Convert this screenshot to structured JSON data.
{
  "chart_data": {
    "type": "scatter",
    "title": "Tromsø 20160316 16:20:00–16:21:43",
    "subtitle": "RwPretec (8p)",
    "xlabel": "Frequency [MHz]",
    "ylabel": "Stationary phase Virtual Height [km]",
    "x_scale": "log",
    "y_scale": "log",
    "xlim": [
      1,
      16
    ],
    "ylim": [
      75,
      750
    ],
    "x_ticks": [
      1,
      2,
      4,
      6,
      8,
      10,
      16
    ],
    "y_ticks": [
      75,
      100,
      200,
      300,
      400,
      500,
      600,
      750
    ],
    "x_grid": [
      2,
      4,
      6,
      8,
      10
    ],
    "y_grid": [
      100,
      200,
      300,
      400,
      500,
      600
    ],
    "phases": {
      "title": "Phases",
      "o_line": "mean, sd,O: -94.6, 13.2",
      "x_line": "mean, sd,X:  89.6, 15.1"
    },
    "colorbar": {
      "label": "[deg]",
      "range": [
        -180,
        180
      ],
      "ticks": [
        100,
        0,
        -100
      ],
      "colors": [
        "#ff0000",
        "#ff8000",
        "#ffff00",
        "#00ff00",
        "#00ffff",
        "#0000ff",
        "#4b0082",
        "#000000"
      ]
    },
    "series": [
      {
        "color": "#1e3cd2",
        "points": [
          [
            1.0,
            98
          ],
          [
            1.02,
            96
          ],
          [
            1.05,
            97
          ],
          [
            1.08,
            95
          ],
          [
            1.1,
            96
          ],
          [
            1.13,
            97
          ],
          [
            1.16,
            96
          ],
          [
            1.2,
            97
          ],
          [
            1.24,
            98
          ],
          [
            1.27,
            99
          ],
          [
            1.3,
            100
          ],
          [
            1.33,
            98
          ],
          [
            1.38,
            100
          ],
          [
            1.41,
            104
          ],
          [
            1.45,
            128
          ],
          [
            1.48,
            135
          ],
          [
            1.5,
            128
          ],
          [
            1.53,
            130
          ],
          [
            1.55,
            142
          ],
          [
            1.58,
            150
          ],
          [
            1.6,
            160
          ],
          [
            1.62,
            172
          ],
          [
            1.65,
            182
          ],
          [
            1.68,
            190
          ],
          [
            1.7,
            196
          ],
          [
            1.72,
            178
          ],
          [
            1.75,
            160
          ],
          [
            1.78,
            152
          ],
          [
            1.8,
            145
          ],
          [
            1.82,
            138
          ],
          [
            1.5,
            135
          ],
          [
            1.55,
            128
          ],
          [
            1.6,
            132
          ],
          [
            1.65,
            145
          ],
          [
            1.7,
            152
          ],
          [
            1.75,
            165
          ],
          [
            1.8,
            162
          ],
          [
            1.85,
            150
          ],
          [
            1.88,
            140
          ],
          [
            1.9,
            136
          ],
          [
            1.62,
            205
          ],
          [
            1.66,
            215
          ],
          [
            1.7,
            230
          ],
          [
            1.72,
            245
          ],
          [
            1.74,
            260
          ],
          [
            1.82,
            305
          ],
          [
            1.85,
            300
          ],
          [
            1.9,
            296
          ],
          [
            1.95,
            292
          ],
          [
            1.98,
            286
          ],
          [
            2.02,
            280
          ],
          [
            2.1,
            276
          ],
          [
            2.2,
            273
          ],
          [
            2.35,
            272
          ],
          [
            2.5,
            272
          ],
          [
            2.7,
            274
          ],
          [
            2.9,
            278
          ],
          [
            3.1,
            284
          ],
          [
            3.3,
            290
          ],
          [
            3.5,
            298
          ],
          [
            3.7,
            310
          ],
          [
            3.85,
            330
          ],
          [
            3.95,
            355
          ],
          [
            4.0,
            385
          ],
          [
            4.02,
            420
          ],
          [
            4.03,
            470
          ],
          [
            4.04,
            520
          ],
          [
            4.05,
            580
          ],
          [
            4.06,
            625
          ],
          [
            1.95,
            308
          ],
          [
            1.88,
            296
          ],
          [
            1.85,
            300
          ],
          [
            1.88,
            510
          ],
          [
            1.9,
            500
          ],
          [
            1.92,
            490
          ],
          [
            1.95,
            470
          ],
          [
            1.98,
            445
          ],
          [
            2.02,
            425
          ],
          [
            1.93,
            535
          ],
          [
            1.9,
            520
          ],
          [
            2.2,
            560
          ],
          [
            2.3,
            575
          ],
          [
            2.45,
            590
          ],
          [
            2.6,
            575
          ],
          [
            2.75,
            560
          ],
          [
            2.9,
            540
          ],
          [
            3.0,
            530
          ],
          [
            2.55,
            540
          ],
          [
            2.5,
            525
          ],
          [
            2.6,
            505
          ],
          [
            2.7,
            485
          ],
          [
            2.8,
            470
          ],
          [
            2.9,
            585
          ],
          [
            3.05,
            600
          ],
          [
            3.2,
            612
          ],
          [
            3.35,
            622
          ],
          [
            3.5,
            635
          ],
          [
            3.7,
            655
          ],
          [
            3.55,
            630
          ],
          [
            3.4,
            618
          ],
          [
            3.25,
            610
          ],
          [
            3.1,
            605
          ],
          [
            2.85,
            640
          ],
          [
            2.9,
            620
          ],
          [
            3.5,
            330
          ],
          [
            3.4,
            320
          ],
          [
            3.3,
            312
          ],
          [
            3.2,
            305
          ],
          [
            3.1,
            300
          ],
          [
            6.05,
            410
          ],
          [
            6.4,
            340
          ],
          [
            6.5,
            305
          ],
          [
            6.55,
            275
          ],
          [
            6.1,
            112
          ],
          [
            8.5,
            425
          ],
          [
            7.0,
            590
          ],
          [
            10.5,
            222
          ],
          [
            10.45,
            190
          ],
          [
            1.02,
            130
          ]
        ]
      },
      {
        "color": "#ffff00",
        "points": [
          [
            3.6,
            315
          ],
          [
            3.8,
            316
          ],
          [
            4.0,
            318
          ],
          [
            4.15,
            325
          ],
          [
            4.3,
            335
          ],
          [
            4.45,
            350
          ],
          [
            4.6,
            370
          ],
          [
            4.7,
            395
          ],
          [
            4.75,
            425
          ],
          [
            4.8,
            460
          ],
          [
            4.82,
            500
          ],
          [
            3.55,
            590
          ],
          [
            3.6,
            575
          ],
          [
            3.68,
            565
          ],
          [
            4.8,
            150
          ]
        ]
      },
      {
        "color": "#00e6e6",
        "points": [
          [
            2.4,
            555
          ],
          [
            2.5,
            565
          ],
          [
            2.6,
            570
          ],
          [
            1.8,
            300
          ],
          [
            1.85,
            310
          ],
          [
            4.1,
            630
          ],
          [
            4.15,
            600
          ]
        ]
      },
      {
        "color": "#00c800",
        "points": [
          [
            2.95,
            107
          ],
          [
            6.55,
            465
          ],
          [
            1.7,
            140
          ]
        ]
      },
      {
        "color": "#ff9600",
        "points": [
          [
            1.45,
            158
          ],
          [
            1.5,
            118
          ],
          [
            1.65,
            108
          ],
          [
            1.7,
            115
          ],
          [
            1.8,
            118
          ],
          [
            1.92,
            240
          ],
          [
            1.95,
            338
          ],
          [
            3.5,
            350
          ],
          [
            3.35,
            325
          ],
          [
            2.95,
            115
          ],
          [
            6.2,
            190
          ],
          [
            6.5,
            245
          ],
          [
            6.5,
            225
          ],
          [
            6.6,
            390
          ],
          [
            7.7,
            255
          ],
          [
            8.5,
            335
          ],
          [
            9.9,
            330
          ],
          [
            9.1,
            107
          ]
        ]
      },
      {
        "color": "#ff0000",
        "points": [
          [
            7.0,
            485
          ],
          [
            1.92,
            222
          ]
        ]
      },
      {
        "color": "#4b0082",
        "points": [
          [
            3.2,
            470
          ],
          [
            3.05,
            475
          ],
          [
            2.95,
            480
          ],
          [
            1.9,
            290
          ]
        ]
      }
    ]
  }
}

▶ **Exercise directions**
All of the lines above must be returned exactly.

▶ **Problem solution**
Convert this screenshot to structured JSON data.
{
  "chart_data": {
    "type": "scatter",
    "title": "Tromsø 20160316 16:20:00–16:21:43",
    "subtitle": "RwPretec (8p)",
    "xlabel": "Frequency [MHz]",
    "ylabel": "Stationary phase Virtual Height [km]",
    "x_scale": "log",
    "y_scale": "log",
    "xlim": [
      1,
      16
    ],
    "ylim": [
      75,
      750
    ],
    "x_ticks": [
      1,
      2,
      4,
      6,
      8,
      10,
      16
    ],
    "y_ticks": [
      75,
      100,
      200,
      300,
      400,
      500,
      600,
      750
    ],
    "x_grid": [
      2,
      4,
      6,
      8,
      10
    ],
    "y_grid": [
      100,
      200,
      300,
      400,
      500,
      600
    ],
    "phases": {
      "title": "Phases",
      "o_line": "mean, sd,O: -94.6, 13.2",
      "x_line": "mean, sd,X:  89.6, 15.1"
    },
    "colorbar": {
      "label": "[deg]",
      "range": [
        -180,
        180
      ],
      "ticks": [
        100,
        0,
        -100
      ],
      "colors": [
        "#ff0000",
        "#ff8000",
        "#ffff00",
        "#00ff00",
        "#00ffff",
        "#0000ff",
        "#4b0082",
        "#000000"
      ]
    },
    "series": [
      {
        "color": "#1e3cd2",
        "points": [
          [
            1.0,
            98
          ],
          [
            1.02,
            96
          ],
          [
            1.05,
            97
          ],
          [
            1.08,
            95
          ],
          [
            1.1,
            96
          ],
          [
            1.13,
            97
          ],
          [
            1.16,
            96
          ],
          [
            1.2,
            97
          ],
          [
            1.24,
            98
          ],
          [
            1.27,
            99
          ],
          [
            1.3,
            100
          ],
          [
            1.33,
            98
          ],
          [
            1.38,
            100
          ],
          [
            1.41,
            104
          ],
          [
            1.45,
            128
          ],
          [
            1.48,
            135
          ],
          [
            1.5,
            128
          ],
          [
            1.53,
            130
          ],
          [
            1.55,
            142
          ],
          [
            1.58,
            150
          ],
          [
            1.6,
            160
          ],
          [
            1.62,
            172
          ],
          [
            1.65,
            182
          ],
          [
            1.68,
            190
          ],
          [
            1.7,
            196
          ],
          [
            1.72,
            178
          ],
          [
            1.75,
            160
          ],
          [
            1.78,
            152
          ],
          [
            1.8,
            145
          ],
          [
            1.82,
            138
          ],
          [
            1.5,
            135
          ],
          [
            1.55,
            128
          ],
          [
            1.6,
            132
          ],
          [
            1.65,
            145
          ],
          [
            1.7,
            152
          ],
          [
            1.75,
            165
          ],
          [
            1.8,
            162
          ],
          [
            1.85,
            150
          ],
          [
            1.88,
            140
          ],
          [
            1.9,
            136
          ],
          [
            1.62,
            205
          ],
          [
            1.66,
            215
          ],
          [
            1.7,
            230
          ],
          [
            1.72,
            245
          ],
          [
            1.74,
            260
          ],
          [
            1.82,
            305
          ],
          [
            1.85,
            300
          ],
          [
            1.9,
            296
          ],
          [
            1.95,
            292
          ],
          [
            1.98,
            286
          ],
          [
            2.02,
            280
          ],
          [
            2.1,
            276
          ],
          [
            2.2,
            273
          ],
          [
            2.35,
            272
          ],
          [
            2.5,
            272
          ],
          [
            2.7,
            274
          ],
          [
            2.9,
            278
          ],
          [
            3.1,
            284
          ],
          [
            3.3,
            290
          ],
          [
            3.5,
            298
          ],
          [
            3.7,
            310
          ],
          [
            3.85,
            330
          ],
          [
            3.95,
            355
          ],
          [
            4.0,
            385
          ],
          [
            4.02,
            420
          ],
          [
            4.03,
            470
          ],
          [
            4.04,
            520
          ],
          [
            4.05,
            580
          ],
          [
            4.06,
            625
          ],
          [
            1.95,
            308
          ],
          [
            1.88,
            296
          ],
          [
            1.85,
            300
          ],
          [
            1.88,
            510
          ],
          [
            1.9,
            500
          ],
          [
            1.92,
            490
          ],
          [
            1.95,
            470
          ],
          [
            1.98,
            445
          ],
          [
            2.02,
            425
          ],
          [
            1.93,
            535
          ],
          [
            1.9,
            520
          ],
          [
            2.2,
            560
          ],
          [
            2.3,
            575
          ],
          [
            2.45,
            590
          ],
          [
            2.6,
            575
          ],
          [
            2.75,
            560
          ],
          [
            2.9,
            540
          ],
          [
            3.0,
            530
          ],
          [
            2.55,
            540
          ],
          [
            2.5,
            525
          ],
          [
            2.6,
            505
          ],
          [
            2.7,
            485
          ],
          [
            2.8,
            470
          ],
          [
            2.9,
            585
          ],
          [
            3.05,
            600
          ],
          [
            3.2,
            612
          ],
          [
            3.35,
            622
          ],
          [
            3.5,
            635
          ],
          [
            3.7,
            655
          ],
          [
            3.55,
            630
          ],
          [
            3.4,
            618
          ],
          [
            3.25,
            610
          ],
          [
            3.1,
            605
          ],
          [
            2.85,
            640
          ],
          [
            2.9,
            620
          ],
          [
            3.5,
            330
          ],
          [
            3.4,
            320
          ],
          [
            3.3,
            312
          ],
          [
            3.2,
            305
          ],
          [
            3.1,
            300
          ],
          [
            6.05,
            410
          ],
          [
            6.4,
            340
          ],
          [
            6.5,
            305
          ],
          [
            6.55,
            275
          ],
          [
            6.1,
            112
          ],
          [
            8.5,
            425
          ],
          [
            7.0,
            590
          ],
          [
            10.5,
            222
          ],
          [
            10.45,
            190
          ],
          [
            1.02,
            130
          ]
        ]
      },
      {
        "color": "#ffff00",
        "points": [
          [
            3.6,
            315
          ],
          [
            3.8,
            316
          ],
          [
            4.0,
            318
          ],
          [
            4.15,
            325
          ],
          [
            4.3,
            335
          ],
          [
            4.45,
            350
          ],
          [
            4.6,
            370
          ],
          [
            4.7,
            395
          ],
          [
            4.75,
            425
          ],
          [
            4.8,
            460
          ],
          [
            4.82,
            500
          ],
          [
            3.55,
            590
          ],
          [
            3.6,
            575
          ],
          [
            3.68,
            565
          ],
          [
            4.8,
            150
          ]
        ]
      },
      {
        "color": "#00e6e6",
        "points": [
          [
            2.4,
            555
          ],
          [
            2.5,
            565
          ],
          [
            2.6,
            570
          ],
          [
            1.8,
            300
          ],
          [
            1.85,
            310
          ],
          [
            4.1,
            630
          ],
          [
            4.15,
            600
          ]
        ]
      },
      {
        "color": "#00c800",
        "points": [
          [
            2.95,
            107
          ],
          [
            6.55,
            465
          ],
          [
            1.7,
            140
          ]
        ]
      },
      {
        "color": "#ff9600",
        "points": [
          [
            1.45,
            158
          ],
          [
            1.5,
            118
          ],
          [
            1.65,
            108
          ],
          [
            1.7,
            115
          ],
          [
            1.8,
            118
          ],
          [
            1.92,
            240
          ],
          [
            1.95,
            338
          ],
          [
            3.5,
            350
          ],
          [
            3.35,
            325
          ],
          [
            2.95,
            115
          ],
          [
            6.2,
            190
          ],
          [
            6.5,
            245
          ],
          [
            6.5,
            225
          ],
          [
            6.6,
            390
          ],
          [
            7.7,
            255
          ],
          [
            8.5,
            335
          ],
          [
            9.9,
            330
          ],
          [
            9.1,
            107
          ]
        ]
      },
      {
        "color": "#ff0000",
        "points": [
          [
            7.0,
            485
          ],
          [
            1.92,
            222
          ]
        ]
      },
      {
        "color": "#4b0082",
        "points": [
          [
            3.2,
            470
          ],
          [
            3.05,
            475
          ],
          [
            2.95,
            480
          ],
          [
            1.9,
            290
          ]
        ]
      }
    ]
  }
}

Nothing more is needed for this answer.